__Work to be completed__. Keep the wording of each record exactly the same when you repeat it, and leave out pictures.

-------- Extracted data

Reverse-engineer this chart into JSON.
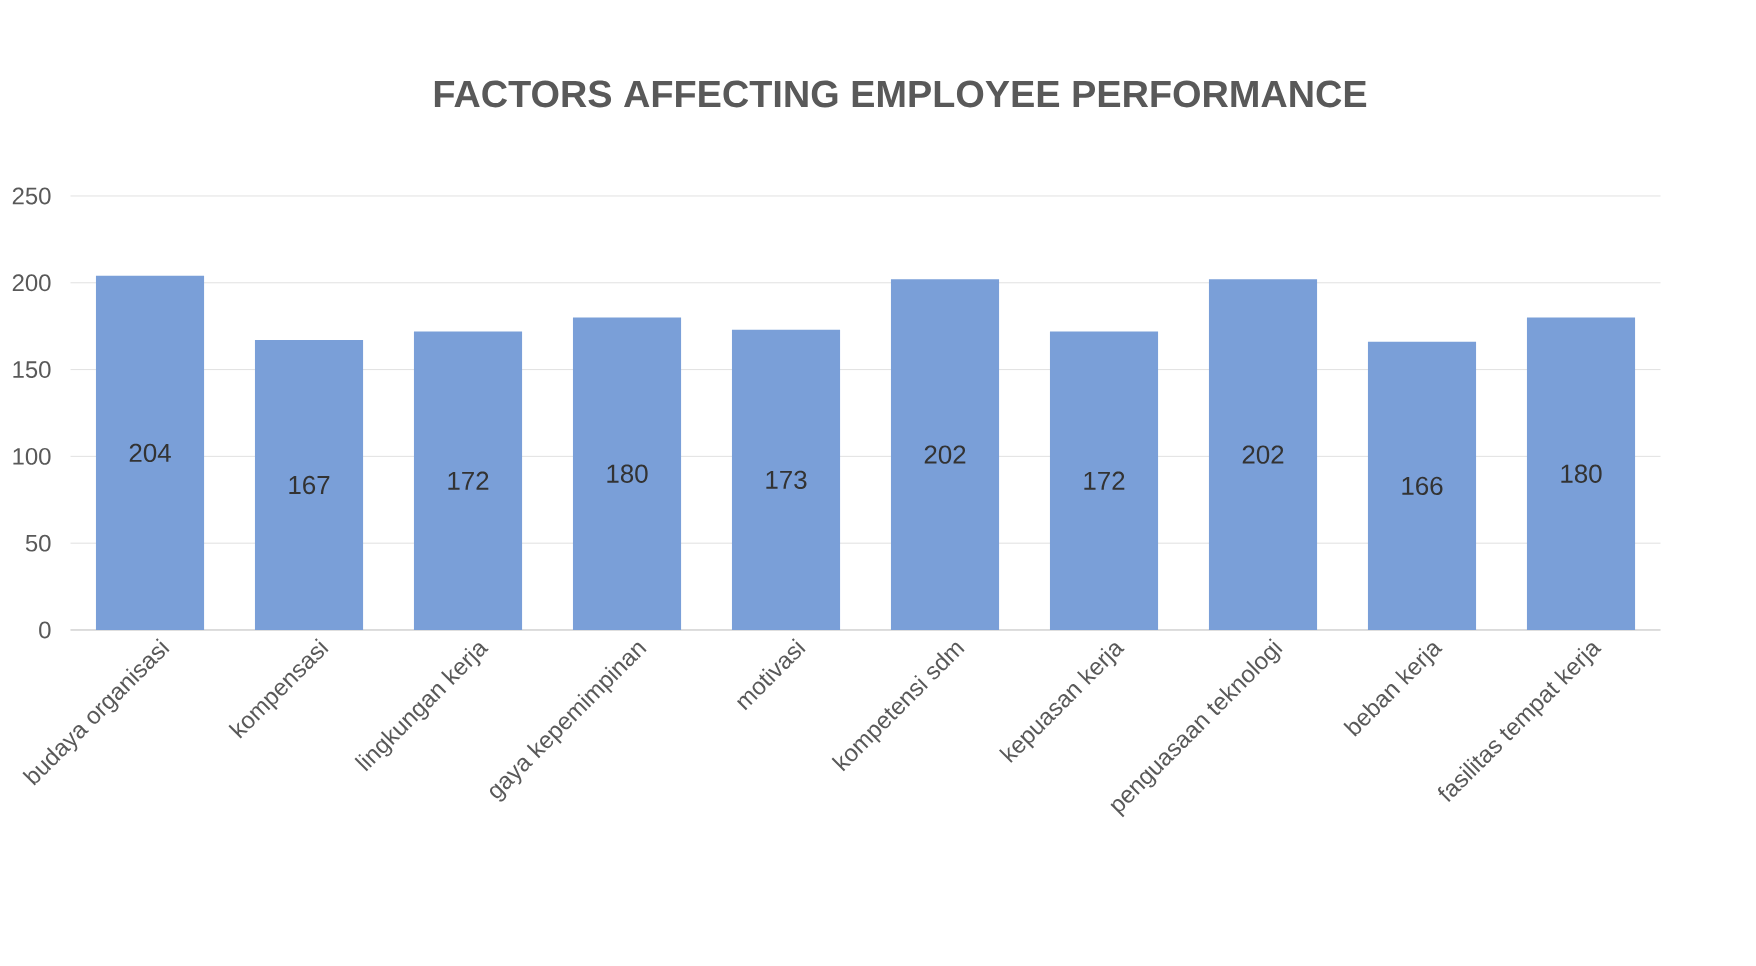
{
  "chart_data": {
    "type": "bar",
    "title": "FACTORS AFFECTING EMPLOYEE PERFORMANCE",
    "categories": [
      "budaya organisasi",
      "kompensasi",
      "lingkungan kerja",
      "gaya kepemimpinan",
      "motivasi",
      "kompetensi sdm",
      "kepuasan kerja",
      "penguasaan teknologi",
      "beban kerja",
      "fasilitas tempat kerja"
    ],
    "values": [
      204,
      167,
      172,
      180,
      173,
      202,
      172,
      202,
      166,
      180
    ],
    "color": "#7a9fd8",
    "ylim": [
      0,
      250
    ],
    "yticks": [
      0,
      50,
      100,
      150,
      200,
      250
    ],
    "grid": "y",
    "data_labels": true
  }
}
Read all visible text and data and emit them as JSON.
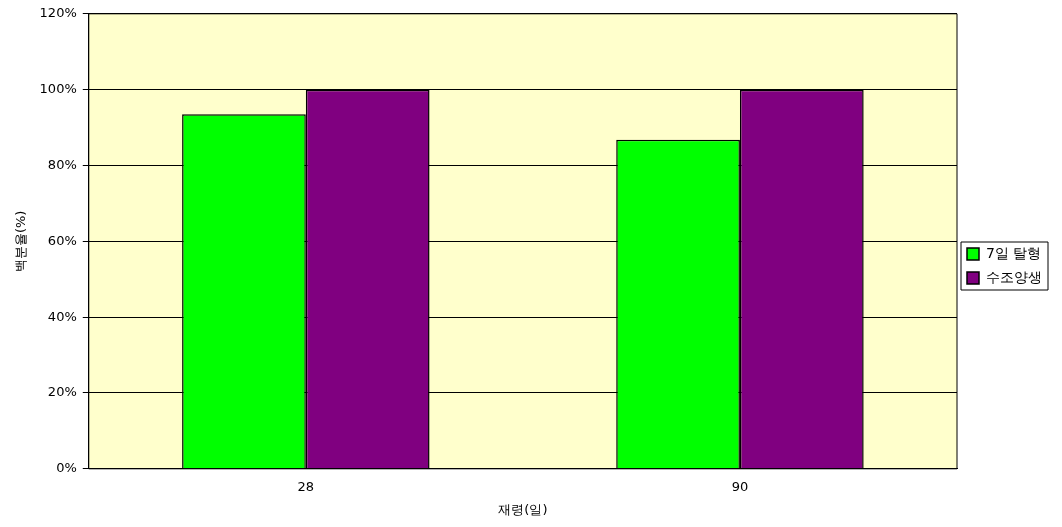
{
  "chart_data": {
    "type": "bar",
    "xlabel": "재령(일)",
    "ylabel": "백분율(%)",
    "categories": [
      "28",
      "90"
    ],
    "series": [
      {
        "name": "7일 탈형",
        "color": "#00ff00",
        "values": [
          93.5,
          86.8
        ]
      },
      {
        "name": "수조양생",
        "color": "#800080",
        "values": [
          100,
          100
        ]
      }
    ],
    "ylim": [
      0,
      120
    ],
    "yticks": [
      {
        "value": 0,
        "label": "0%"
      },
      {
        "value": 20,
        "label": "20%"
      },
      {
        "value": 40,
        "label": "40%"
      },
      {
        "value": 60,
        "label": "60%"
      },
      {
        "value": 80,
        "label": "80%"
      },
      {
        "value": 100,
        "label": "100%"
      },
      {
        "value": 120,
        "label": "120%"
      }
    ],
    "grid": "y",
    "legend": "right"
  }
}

----------------

__Task answer__.
Reverse-engineer this chart into JSON.
{
  "chart_data": {
    "type": "bar",
    "title": "FACTORS AFFECTING EMPLOYEE PERFORMANCE",
    "categories": [
      "budaya organisasi",
      "kompensasi",
      "lingkungan kerja",
      "gaya kepemimpinan",
      "motivasi",
      "kompetensi sdm",
      "kepuasan kerja",
      "penguasaan teknologi",
      "beban kerja",
      "fasilitas tempat kerja"
    ],
    "values": [
      204,
      167,
      172,
      180,
      173,
      202,
      172,
      202,
      166,
      180
    ],
    "color": "#7a9fd8",
    "ylim": [
      0,
      250
    ],
    "yticks": [
      0,
      50,
      100,
      150,
      200,
      250
    ],
    "grid": "y",
    "data_labels": true
  }
}
Read all visible text and data and emit them as JSON.
{
  "chart_data": {
    "type": "bar",
    "xlabel": "재령(일)",
    "ylabel": "백분율(%)",
    "categories": [
      "28",
      "90"
    ],
    "series": [
      {
        "name": "7일 탈형",
        "color": "#00ff00",
        "values": [
          93.5,
          86.8
        ]
      },
      {
        "name": "수조양생",
        "color": "#800080",
        "values": [
          100,
          100
        ]
      }
    ],
    "ylim": [
      0,
      120
    ],
    "yticks": [
      {
        "value": 0,
        "label": "0%"
      },
      {
        "value": 20,
        "label": "20%"
      },
      {
        "value": 40,
        "label": "40%"
      },
      {
        "value": 60,
        "label": "60%"
      },
      {
        "value": 80,
        "label": "80%"
      },
      {
        "value": 100,
        "label": "100%"
      },
      {
        "value": 120,
        "label": "120%"
      }
    ],
    "grid": "y",
    "legend": "right"
  }
}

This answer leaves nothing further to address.